_TASK DESCRIPTION_
The records below must be copied in full; omit the images.
══════════
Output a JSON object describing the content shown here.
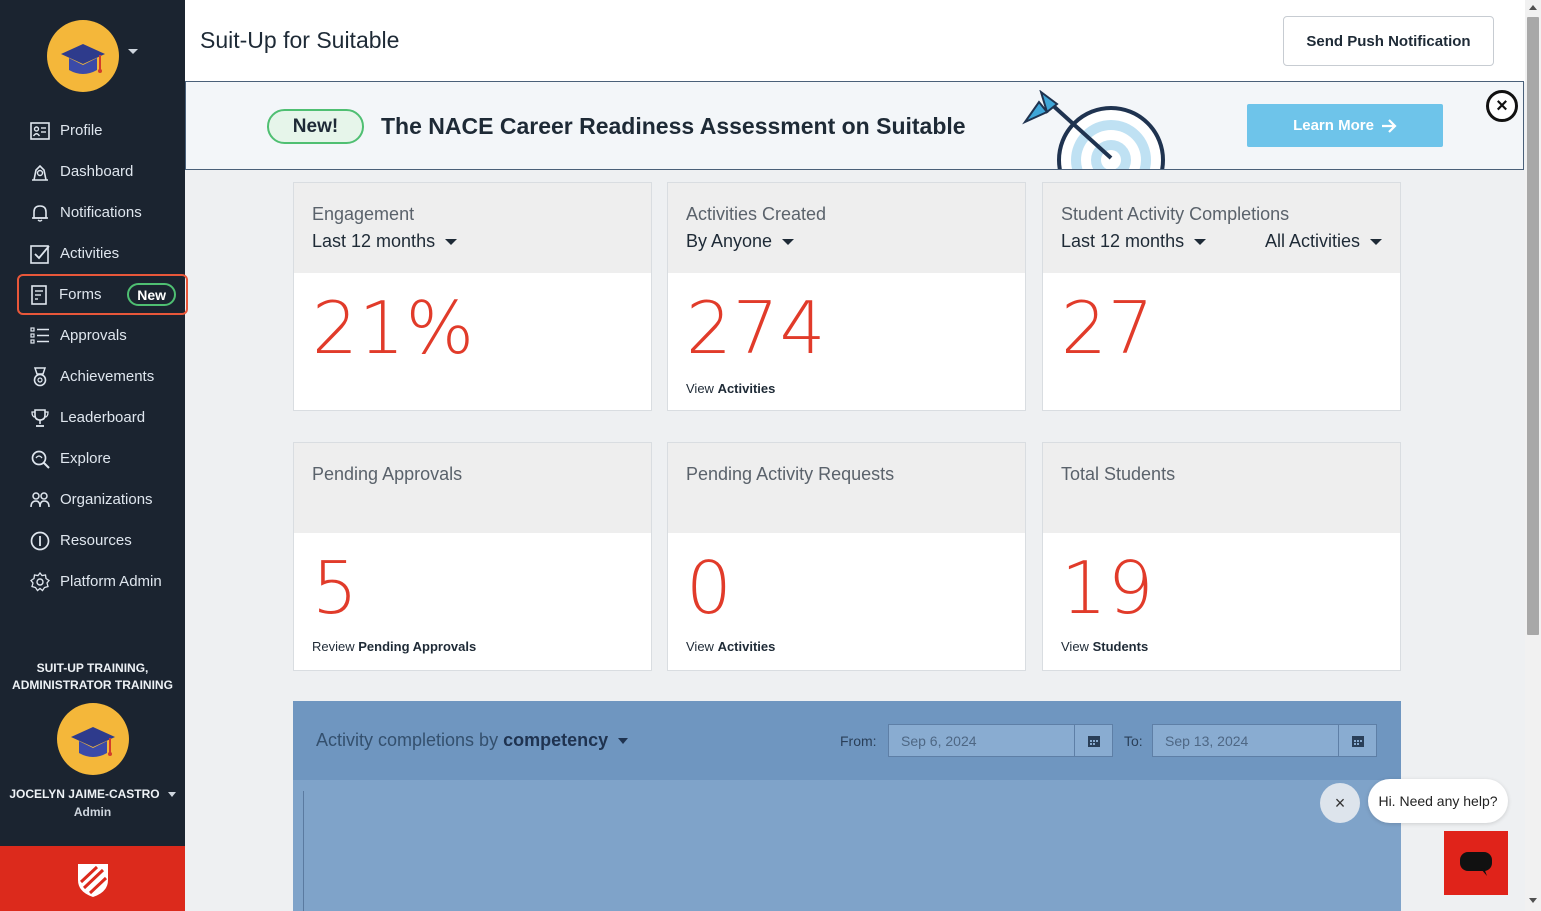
{
  "header": {
    "title": "Suit-Up for Suitable",
    "push_button": "Send Push Notification"
  },
  "banner": {
    "badge": "New!",
    "text": "The NACE Career Readiness Assessment on Suitable",
    "cta": "Learn More",
    "close_glyph": "×"
  },
  "sidebar": {
    "items": [
      {
        "label": "Profile",
        "icon": "profile-icon"
      },
      {
        "label": "Dashboard",
        "icon": "dashboard-icon"
      },
      {
        "label": "Notifications",
        "icon": "bell-icon"
      },
      {
        "label": "Activities",
        "icon": "checkbox-icon"
      },
      {
        "label": "Forms",
        "icon": "form-icon",
        "badge": "New"
      },
      {
        "label": "Approvals",
        "icon": "list-check-icon"
      },
      {
        "label": "Achievements",
        "icon": "medal-icon"
      },
      {
        "label": "Leaderboard",
        "icon": "trophy-icon"
      },
      {
        "label": "Explore",
        "icon": "explore-icon"
      },
      {
        "label": "Organizations",
        "icon": "group-icon"
      },
      {
        "label": "Resources",
        "icon": "info-icon"
      },
      {
        "label": "Platform Admin",
        "icon": "gear-icon"
      }
    ],
    "org_line1": "SUIT-UP TRAINING,",
    "org_line2": "ADMINISTRATOR TRAINING",
    "user_name": "JOCELYN JAIME-CASTRO",
    "user_role": "Admin"
  },
  "cards": [
    {
      "title": "Engagement",
      "filter": "Last 12 months",
      "value": "21%"
    },
    {
      "title": "Activities Created",
      "filter": "By Anyone",
      "value": "274",
      "link_prefix": "View ",
      "link_bold": "Activities"
    },
    {
      "title": "Student Activity Completions",
      "filter": "Last 12 months",
      "filter2": "All Activities",
      "value": "27"
    },
    {
      "title": "Pending Approvals",
      "value": "5",
      "link_prefix": "Review ",
      "link_bold": "Pending Approvals"
    },
    {
      "title": "Pending Activity Requests",
      "value": "0",
      "link_prefix": "View ",
      "link_bold": "Activities"
    },
    {
      "title": "Total Students",
      "value": "19",
      "link_prefix": "View ",
      "link_bold": "Students"
    }
  ],
  "chart_panel": {
    "label": "Activity completions by",
    "dimension": "competency",
    "from_label": "From:",
    "from_value": "Sep 6, 2024",
    "to_label": "To:",
    "to_value": "Sep 13, 2024"
  },
  "help": {
    "close_glyph": "×",
    "bubble": "Hi. Need any help?"
  },
  "colors": {
    "sidebar": "#1b2430",
    "accent_red": "#e13b2a",
    "brand_red": "#dc2a1c",
    "badge_green": "#4fbf72",
    "cta_blue": "#6ec4ea"
  }
}
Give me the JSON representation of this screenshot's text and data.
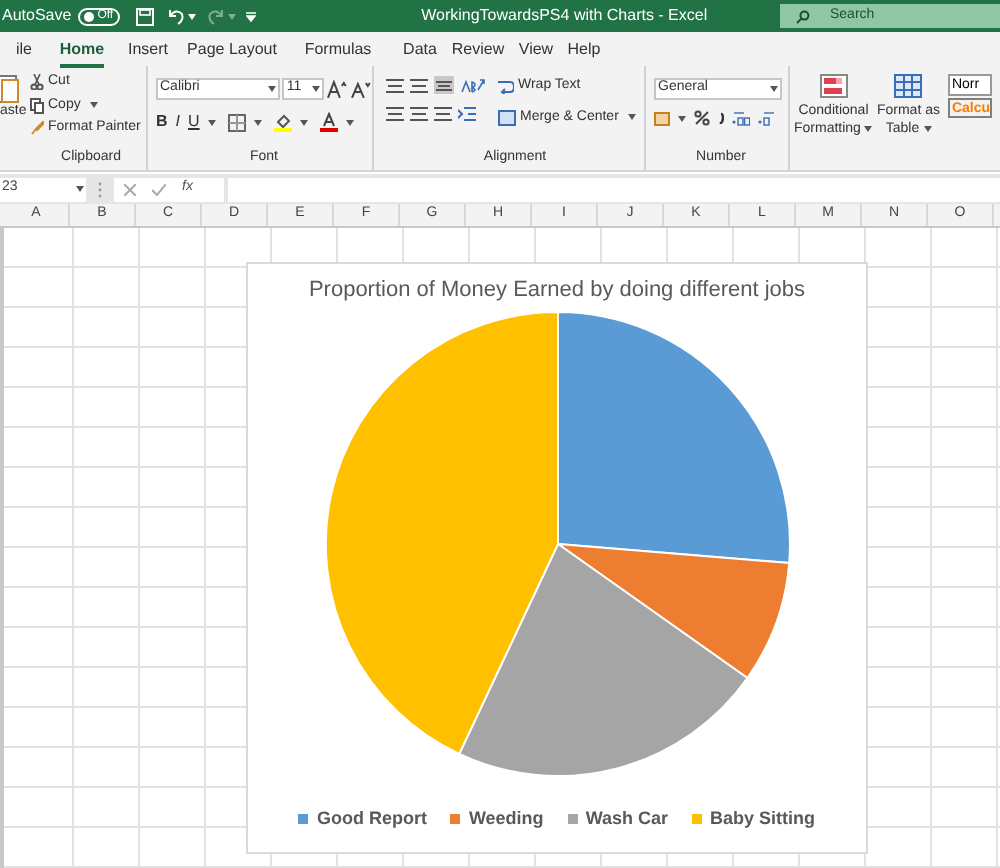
══════════
_PROBLEM SOLUTION_
Output a JSON object describing the content shown here.
{
  "header": {
    "title": "Suit-Up for Suitable",
    "push_button": "Send Push Notification"
  },
  "banner": {
    "badge": "New!",
    "text": "The NACE Career Readiness Assessment on Suitable",
    "cta": "Learn More",
    "close_glyph": "×"
  },
  "sidebar": {
    "items": [
      {
        "label": "Profile",
        "icon": "profile-icon"
      },
      {
        "label": "Dashboard",
        "icon": "dashboard-icon"
      },
      {
        "label": "Notifications",
        "icon": "bell-icon"
      },
      {
        "label": "Activities",
        "icon": "checkbox-icon"
      },
      {
        "label": "Forms",
        "icon": "form-icon",
        "badge": "New"
      },
      {
        "label": "Approvals",
        "icon": "list-check-icon"
      },
      {
        "label": "Achievements",
        "icon": "medal-icon"
      },
      {
        "label": "Leaderboard",
        "icon": "trophy-icon"
      },
      {
        "label": "Explore",
        "icon": "explore-icon"
      },
      {
        "label": "Organizations",
        "icon": "group-icon"
      },
      {
        "label": "Resources",
        "icon": "info-icon"
      },
      {
        "label": "Platform Admin",
        "icon": "gear-icon"
      }
    ],
    "org_line1": "SUIT-UP TRAINING,",
    "org_line2": "ADMINISTRATOR TRAINING",
    "user_name": "JOCELYN JAIME-CASTRO",
    "user_role": "Admin"
  },
  "cards": [
    {
      "title": "Engagement",
      "filter": "Last 12 months",
      "value": "21%"
    },
    {
      "title": "Activities Created",
      "filter": "By Anyone",
      "value": "274",
      "link_prefix": "View ",
      "link_bold": "Activities"
    },
    {
      "title": "Student Activity Completions",
      "filter": "Last 12 months",
      "filter2": "All Activities",
      "value": "27"
    },
    {
      "title": "Pending Approvals",
      "value": "5",
      "link_prefix": "Review ",
      "link_bold": "Pending Approvals"
    },
    {
      "title": "Pending Activity Requests",
      "value": "0",
      "link_prefix": "View ",
      "link_bold": "Activities"
    },
    {
      "title": "Total Students",
      "value": "19",
      "link_prefix": "View ",
      "link_bold": "Students"
    }
  ],
  "chart_panel": {
    "label": "Activity completions by",
    "dimension": "competency",
    "from_label": "From:",
    "from_value": "Sep 6, 2024",
    "to_label": "To:",
    "to_value": "Sep 13, 2024"
  },
  "help": {
    "close_glyph": "×",
    "bubble": "Hi. Need any help?"
  },
  "colors": {
    "sidebar": "#1b2430",
    "accent_red": "#e13b2a",
    "brand_red": "#dc2a1c",
    "badge_green": "#4fbf72",
    "cta_blue": "#6ec4ea"
  }
}
Give me the JSON representation of this screenshot's text and data.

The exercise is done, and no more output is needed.